** Begin STORED DATA **

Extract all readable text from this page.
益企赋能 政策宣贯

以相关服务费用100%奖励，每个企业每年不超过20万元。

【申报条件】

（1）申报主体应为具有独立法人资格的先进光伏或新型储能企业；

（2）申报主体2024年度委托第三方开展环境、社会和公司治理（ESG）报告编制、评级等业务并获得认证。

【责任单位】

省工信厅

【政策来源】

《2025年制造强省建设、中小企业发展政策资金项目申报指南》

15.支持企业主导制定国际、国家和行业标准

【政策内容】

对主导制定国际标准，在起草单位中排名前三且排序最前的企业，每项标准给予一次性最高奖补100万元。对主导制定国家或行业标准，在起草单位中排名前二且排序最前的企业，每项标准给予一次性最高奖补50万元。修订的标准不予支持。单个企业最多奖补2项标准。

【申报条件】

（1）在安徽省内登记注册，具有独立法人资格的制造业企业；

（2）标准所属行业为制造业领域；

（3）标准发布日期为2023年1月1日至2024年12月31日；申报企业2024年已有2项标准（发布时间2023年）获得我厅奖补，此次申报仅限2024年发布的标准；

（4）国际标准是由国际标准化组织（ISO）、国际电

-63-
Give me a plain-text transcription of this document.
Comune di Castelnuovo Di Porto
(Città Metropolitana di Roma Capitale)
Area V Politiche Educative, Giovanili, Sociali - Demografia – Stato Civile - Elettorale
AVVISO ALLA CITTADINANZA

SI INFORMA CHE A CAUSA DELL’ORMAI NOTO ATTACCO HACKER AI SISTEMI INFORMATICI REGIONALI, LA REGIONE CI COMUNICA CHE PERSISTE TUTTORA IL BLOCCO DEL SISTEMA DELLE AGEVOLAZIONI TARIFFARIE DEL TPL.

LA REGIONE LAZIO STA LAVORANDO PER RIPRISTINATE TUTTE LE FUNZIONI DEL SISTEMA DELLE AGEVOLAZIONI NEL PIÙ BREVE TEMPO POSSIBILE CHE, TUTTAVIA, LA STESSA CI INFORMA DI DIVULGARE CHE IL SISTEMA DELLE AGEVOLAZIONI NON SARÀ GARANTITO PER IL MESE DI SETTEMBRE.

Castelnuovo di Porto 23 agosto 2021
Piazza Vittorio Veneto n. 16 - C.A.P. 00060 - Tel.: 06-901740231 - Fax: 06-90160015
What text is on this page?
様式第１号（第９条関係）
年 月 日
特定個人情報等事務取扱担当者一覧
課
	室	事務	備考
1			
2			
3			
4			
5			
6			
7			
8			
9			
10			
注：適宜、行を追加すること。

** End STORED DATA **

Say how many lines of the material contain the word "Porto", with no other text.

2